(Extracted data entries)
^^^^^^^^^^^^^^^^

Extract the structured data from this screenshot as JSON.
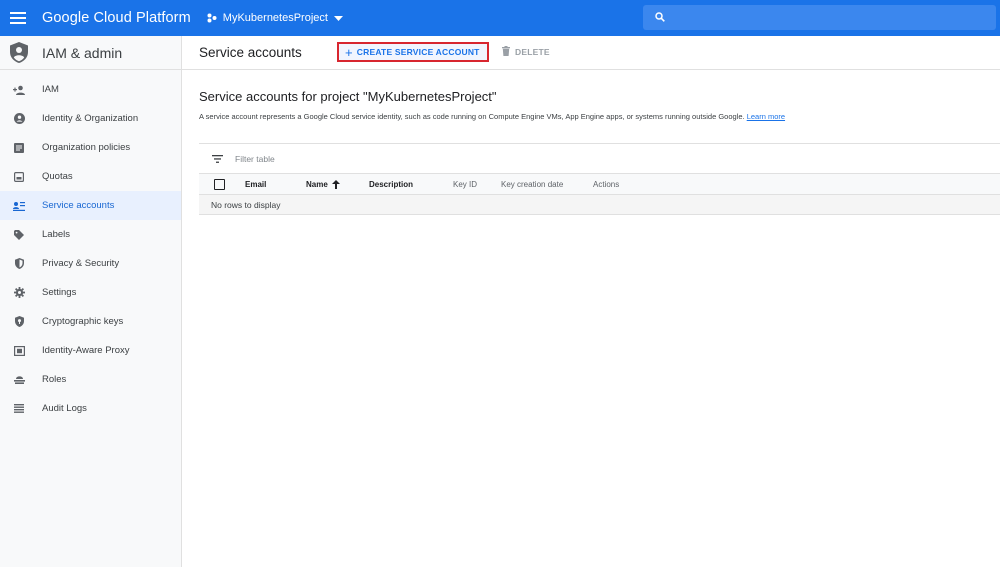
{
  "topbar": {
    "brand": "Google Cloud Platform",
    "project": "MyKubernetesProject",
    "icons": [
      "menu-icon",
      "project-dots-icon",
      "caret-down-icon",
      "search-icon"
    ]
  },
  "sidebar": {
    "title": "IAM & admin",
    "items": [
      {
        "label": "IAM",
        "icon": "person-add-icon"
      },
      {
        "label": "Identity & Organization",
        "icon": "account-circle-icon"
      },
      {
        "label": "Organization policies",
        "icon": "policy-doc-icon"
      },
      {
        "label": "Quotas",
        "icon": "quota-icon"
      },
      {
        "label": "Service accounts",
        "icon": "service-account-icon"
      },
      {
        "label": "Labels",
        "icon": "label-tag-icon"
      },
      {
        "label": "Privacy & Security",
        "icon": "privacy-shield-icon"
      },
      {
        "label": "Settings",
        "icon": "gear-icon"
      },
      {
        "label": "Cryptographic keys",
        "icon": "key-shield-icon"
      },
      {
        "label": "Identity-Aware Proxy",
        "icon": "proxy-icon"
      },
      {
        "label": "Roles",
        "icon": "roles-hat-icon"
      },
      {
        "label": "Audit Logs",
        "icon": "list-icon"
      }
    ],
    "active_index": 4
  },
  "main": {
    "page_title": "Service accounts",
    "create_label": "CREATE SERVICE ACCOUNT",
    "delete_label": "DELETE",
    "section_title": "Service accounts for project \"MyKubernetesProject\"",
    "section_desc": "A service account represents a Google Cloud service identity, such as code running on Compute Engine VMs, App Engine apps, or systems running outside Google.",
    "learn_more": "Learn more",
    "filter_placeholder": "Filter table",
    "columns": {
      "email": "Email",
      "name": "Name",
      "description": "Description",
      "key_id": "Key ID",
      "key_date": "Key creation date",
      "actions": "Actions"
    },
    "empty_message": "No rows to display"
  },
  "colors": {
    "brand_blue": "#1a73e8",
    "highlight_red": "#d8262f",
    "active_bg": "#e8f0fe"
  }
}
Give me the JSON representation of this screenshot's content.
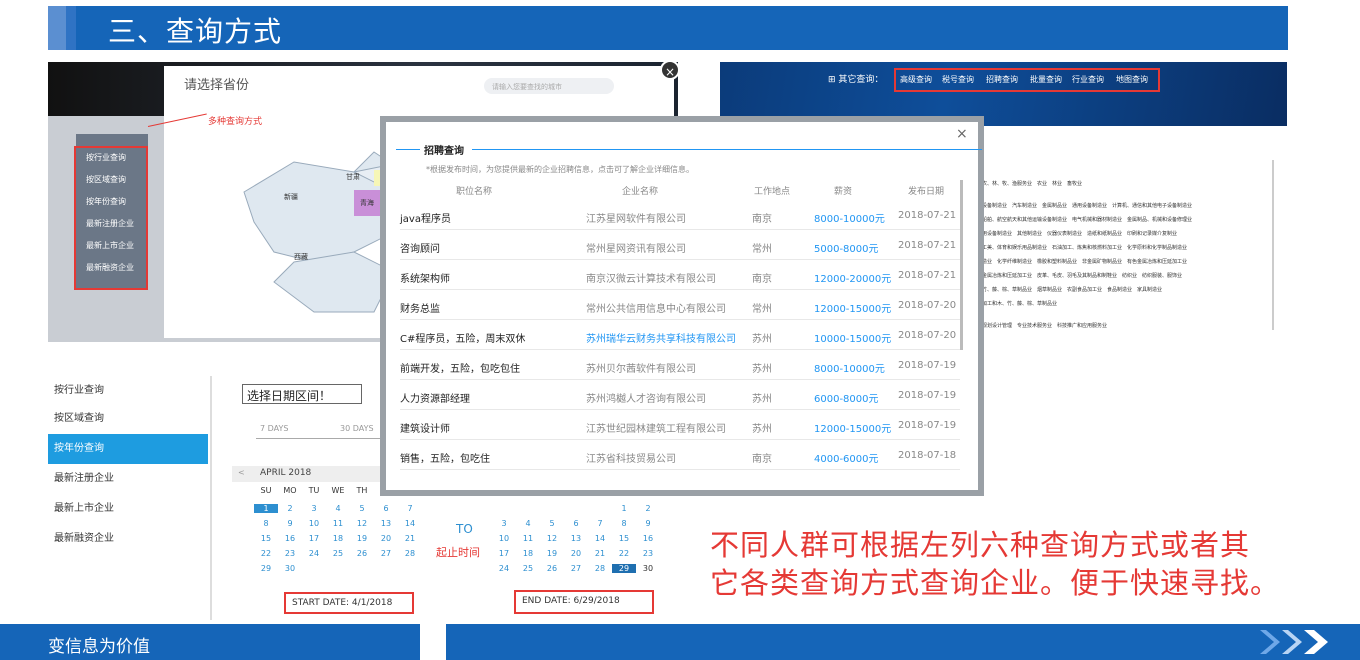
{
  "title": "三、查询方式",
  "panel1": {
    "modal_title": "请选择省份",
    "search_placeholder": "请输入您要查找的城市",
    "annotation": "多种查询方式",
    "sidebar": [
      "按行业查询",
      "按区域查询",
      "按年份查询",
      "最新注册企业",
      "最新上市企业",
      "最新融资企业"
    ],
    "provinces": [
      "新疆",
      "甘肃",
      "青海",
      "西藏"
    ]
  },
  "panel2": {
    "other_label": "其它查询：",
    "nav": [
      "高级查询",
      "税号查询",
      "招聘查询",
      "批量查询",
      "行业查询",
      "地图查询"
    ],
    "rows": [
      "农、林、牧、渔服务业　农业　林业　畜牧业",
      "设备制造业　汽车制造业　金属制品业　通用设备制造业　计算机、通信和其他电子设备制造业",
      "船舶、航空航天和其他运输设备制造业　电气机械和器材制造业　金属制品、机械和设备修理业",
      "用设备制造业　其他制造业　仪器仪表制造业　造纸和纸制品业　印刷和记录媒介复制业",
      "工美、体育和娱乐用品制造业　石油加工、炼焦和核燃料加工业　化学原料和化学制品制造业",
      "造业　化学纤维制造业　橡胶和塑料制品业　非金属矿物制品业　有色金属冶炼和压延加工业",
      "金属冶炼和压延加工业　皮革、毛皮、羽毛及其制品和制鞋业　纺织业　纺织服装、服饰业",
      "竹、藤、棕、草制品业　烟草制品业　农副食品加工业　食品制造业　家具制造业",
      "加工和木、竹、藤、棕、草制品业",
      "规划设计管理　专业技术服务业　科技推广和应用服务业"
    ]
  },
  "modal": {
    "title": "招聘查询",
    "close": "×",
    "note": "*根据发布时间，为您提供最新的企业招聘信息，点击可了解企业详细信息。",
    "headers": [
      "职位名称",
      "企业名称",
      "工作地点",
      "薪资",
      "发布日期"
    ],
    "rows": [
      {
        "job": "java程序员",
        "company": "江苏星网软件有限公司",
        "city": "南京",
        "salary": "8000-10000元",
        "date": "2018-07-21"
      },
      {
        "job": "咨询顾问",
        "company": "常州星网资讯有限公司",
        "city": "常州",
        "salary": "5000-8000元",
        "date": "2018-07-21"
      },
      {
        "job": "系统架构师",
        "company": "南京汉微云计算技术有限公司",
        "city": "南京",
        "salary": "12000-20000元",
        "date": "2018-07-21"
      },
      {
        "job": "财务总监",
        "company": "常州公共信用信息中心有限公司",
        "city": "常州",
        "salary": "12000-15000元",
        "date": "2018-07-20"
      },
      {
        "job": "C#程序员，五险，周末双休",
        "company": "苏州瑞华云财务共享科技有限公司",
        "city": "苏州",
        "salary": "10000-15000元",
        "date": "2018-07-20"
      },
      {
        "job": "前端开发，五险，包吃包住",
        "company": "苏州贝尔茜软件有限公司",
        "city": "苏州",
        "salary": "8000-10000元",
        "date": "2018-07-19"
      },
      {
        "job": "人力资源部经理",
        "company": "苏州鸿樾人才咨询有限公司",
        "city": "苏州",
        "salary": "6000-8000元",
        "date": "2018-07-19"
      },
      {
        "job": "建筑设计师",
        "company": "江苏世纪园林建筑工程有限公司",
        "city": "苏州",
        "salary": "12000-15000元",
        "date": "2018-07-19"
      },
      {
        "job": "销售，五险，包吃住",
        "company": "江苏省科技贸易公司",
        "city": "南京",
        "salary": "4000-6000元",
        "date": "2018-07-18"
      }
    ]
  },
  "panel3": {
    "sidebar": [
      "按行业查询",
      "按区域查询",
      "按年份查询",
      "最新注册企业",
      "最新上市企业",
      "最新融资企业"
    ],
    "active": "按年份查询",
    "date_title": "选择日期区间！",
    "ranges": [
      "7 DAYS",
      "30 DAYS"
    ],
    "month": "APRIL 2018",
    "weekdays": [
      "SU",
      "MO",
      "TU",
      "WE",
      "TH"
    ],
    "weeks": [
      [
        "1",
        "2",
        "3",
        "4",
        "5",
        "6",
        "7"
      ],
      [
        "8",
        "9",
        "10",
        "11",
        "12",
        "13",
        "14"
      ],
      [
        "15",
        "16",
        "17",
        "18",
        "19",
        "20",
        "21"
      ],
      [
        "22",
        "23",
        "24",
        "25",
        "26",
        "27",
        "28"
      ],
      [
        "29",
        "30"
      ]
    ],
    "to": "TO",
    "range_label": "起止时间",
    "right_weeks": [
      [
        "1",
        "2"
      ],
      [
        "3",
        "4",
        "5",
        "6",
        "7",
        "8",
        "9"
      ],
      [
        "10",
        "11",
        "12",
        "13",
        "14",
        "15",
        "16"
      ],
      [
        "17",
        "18",
        "19",
        "20",
        "21",
        "22",
        "23"
      ],
      [
        "24",
        "25",
        "26",
        "27",
        "28",
        "29",
        "30"
      ]
    ],
    "start": "START DATE: 4/1/2018",
    "end": "END DATE: 6/29/2018"
  },
  "caption_line1": "不同人群可根据左列六种查询方式或者其",
  "caption_line2": "它各类查询方式查询企业。便于快速寻找。",
  "footer": "变信息为价值"
}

^^^^^^^^^^^^^^^^

What you have to do:
Retype each entry precisely. Skip images entirely.

The completed task:
Extract the structured data from this screenshot as JSON.
{
  "topbar": {
    "brand": "Google Cloud Platform",
    "project": "MyKubernetesProject",
    "icons": [
      "menu-icon",
      "project-dots-icon",
      "caret-down-icon",
      "search-icon"
    ]
  },
  "sidebar": {
    "title": "IAM & admin",
    "items": [
      {
        "label": "IAM",
        "icon": "person-add-icon"
      },
      {
        "label": "Identity & Organization",
        "icon": "account-circle-icon"
      },
      {
        "label": "Organization policies",
        "icon": "policy-doc-icon"
      },
      {
        "label": "Quotas",
        "icon": "quota-icon"
      },
      {
        "label": "Service accounts",
        "icon": "service-account-icon"
      },
      {
        "label": "Labels",
        "icon": "label-tag-icon"
      },
      {
        "label": "Privacy & Security",
        "icon": "privacy-shield-icon"
      },
      {
        "label": "Settings",
        "icon": "gear-icon"
      },
      {
        "label": "Cryptographic keys",
        "icon": "key-shield-icon"
      },
      {
        "label": "Identity-Aware Proxy",
        "icon": "proxy-icon"
      },
      {
        "label": "Roles",
        "icon": "roles-hat-icon"
      },
      {
        "label": "Audit Logs",
        "icon": "list-icon"
      }
    ],
    "active_index": 4
  },
  "main": {
    "page_title": "Service accounts",
    "create_label": "CREATE SERVICE ACCOUNT",
    "delete_label": "DELETE",
    "section_title": "Service accounts for project \"MyKubernetesProject\"",
    "section_desc": "A service account represents a Google Cloud service identity, such as code running on Compute Engine VMs, App Engine apps, or systems running outside Google.",
    "learn_more": "Learn more",
    "filter_placeholder": "Filter table",
    "columns": {
      "email": "Email",
      "name": "Name",
      "description": "Description",
      "key_id": "Key ID",
      "key_date": "Key creation date",
      "actions": "Actions"
    },
    "empty_message": "No rows to display"
  },
  "colors": {
    "brand_blue": "#1a73e8",
    "highlight_red": "#d8262f",
    "active_bg": "#e8f0fe"
  }
}
Give me the JSON representation of this screenshot's content.
{
  "title": "三、查询方式",
  "panel1": {
    "modal_title": "请选择省份",
    "search_placeholder": "请输入您要查找的城市",
    "annotation": "多种查询方式",
    "sidebar": [
      "按行业查询",
      "按区域查询",
      "按年份查询",
      "最新注册企业",
      "最新上市企业",
      "最新融资企业"
    ],
    "provinces": [
      "新疆",
      "甘肃",
      "青海",
      "西藏"
    ]
  },
  "panel2": {
    "other_label": "其它查询：",
    "nav": [
      "高级查询",
      "税号查询",
      "招聘查询",
      "批量查询",
      "行业查询",
      "地图查询"
    ],
    "rows": [
      "农、林、牧、渔服务业　农业　林业　畜牧业",
      "设备制造业　汽车制造业　金属制品业　通用设备制造业　计算机、通信和其他电子设备制造业",
      "船舶、航空航天和其他运输设备制造业　电气机械和器材制造业　金属制品、机械和设备修理业",
      "用设备制造业　其他制造业　仪器仪表制造业　造纸和纸制品业　印刷和记录媒介复制业",
      "工美、体育和娱乐用品制造业　石油加工、炼焦和核燃料加工业　化学原料和化学制品制造业",
      "造业　化学纤维制造业　橡胶和塑料制品业　非金属矿物制品业　有色金属冶炼和压延加工业",
      "金属冶炼和压延加工业　皮革、毛皮、羽毛及其制品和制鞋业　纺织业　纺织服装、服饰业",
      "竹、藤、棕、草制品业　烟草制品业　农副食品加工业　食品制造业　家具制造业",
      "加工和木、竹、藤、棕、草制品业",
      "规划设计管理　专业技术服务业　科技推广和应用服务业"
    ]
  },
  "modal": {
    "title": "招聘查询",
    "close": "×",
    "note": "*根据发布时间，为您提供最新的企业招聘信息，点击可了解企业详细信息。",
    "headers": [
      "职位名称",
      "企业名称",
      "工作地点",
      "薪资",
      "发布日期"
    ],
    "rows": [
      {
        "job": "java程序员",
        "company": "江苏星网软件有限公司",
        "city": "南京",
        "salary": "8000-10000元",
        "date": "2018-07-21"
      },
      {
        "job": "咨询顾问",
        "company": "常州星网资讯有限公司",
        "city": "常州",
        "salary": "5000-8000元",
        "date": "2018-07-21"
      },
      {
        "job": "系统架构师",
        "company": "南京汉微云计算技术有限公司",
        "city": "南京",
        "salary": "12000-20000元",
        "date": "2018-07-21"
      },
      {
        "job": "财务总监",
        "company": "常州公共信用信息中心有限公司",
        "city": "常州",
        "salary": "12000-15000元",
        "date": "2018-07-20"
      },
      {
        "job": "C#程序员，五险，周末双休",
        "company": "苏州瑞华云财务共享科技有限公司",
        "city": "苏州",
        "salary": "10000-15000元",
        "date": "2018-07-20"
      },
      {
        "job": "前端开发，五险，包吃包住",
        "company": "苏州贝尔茜软件有限公司",
        "city": "苏州",
        "salary": "8000-10000元",
        "date": "2018-07-19"
      },
      {
        "job": "人力资源部经理",
        "company": "苏州鸿樾人才咨询有限公司",
        "city": "苏州",
        "salary": "6000-8000元",
        "date": "2018-07-19"
      },
      {
        "job": "建筑设计师",
        "company": "江苏世纪园林建筑工程有限公司",
        "city": "苏州",
        "salary": "12000-15000元",
        "date": "2018-07-19"
      },
      {
        "job": "销售，五险，包吃住",
        "company": "江苏省科技贸易公司",
        "city": "南京",
        "salary": "4000-6000元",
        "date": "2018-07-18"
      }
    ]
  },
  "panel3": {
    "sidebar": [
      "按行业查询",
      "按区域查询",
      "按年份查询",
      "最新注册企业",
      "最新上市企业",
      "最新融资企业"
    ],
    "active": "按年份查询",
    "date_title": "选择日期区间！",
    "ranges": [
      "7 DAYS",
      "30 DAYS"
    ],
    "month": "APRIL 2018",
    "weekdays": [
      "SU",
      "MO",
      "TU",
      "WE",
      "TH"
    ],
    "weeks": [
      [
        "1",
        "2",
        "3",
        "4",
        "5",
        "6",
        "7"
      ],
      [
        "8",
        "9",
        "10",
        "11",
        "12",
        "13",
        "14"
      ],
      [
        "15",
        "16",
        "17",
        "18",
        "19",
        "20",
        "21"
      ],
      [
        "22",
        "23",
        "24",
        "25",
        "26",
        "27",
        "28"
      ],
      [
        "29",
        "30"
      ]
    ],
    "to": "TO",
    "range_label": "起止时间",
    "right_weeks": [
      [
        "1",
        "2"
      ],
      [
        "3",
        "4",
        "5",
        "6",
        "7",
        "8",
        "9"
      ],
      [
        "10",
        "11",
        "12",
        "13",
        "14",
        "15",
        "16"
      ],
      [
        "17",
        "18",
        "19",
        "20",
        "21",
        "22",
        "23"
      ],
      [
        "24",
        "25",
        "26",
        "27",
        "28",
        "29",
        "30"
      ]
    ],
    "start": "START DATE: 4/1/2018",
    "end": "END DATE: 6/29/2018"
  },
  "caption_line1": "不同人群可根据左列六种查询方式或者其",
  "caption_line2": "它各类查询方式查询企业。便于快速寻找。",
  "footer": "变信息为价值"
}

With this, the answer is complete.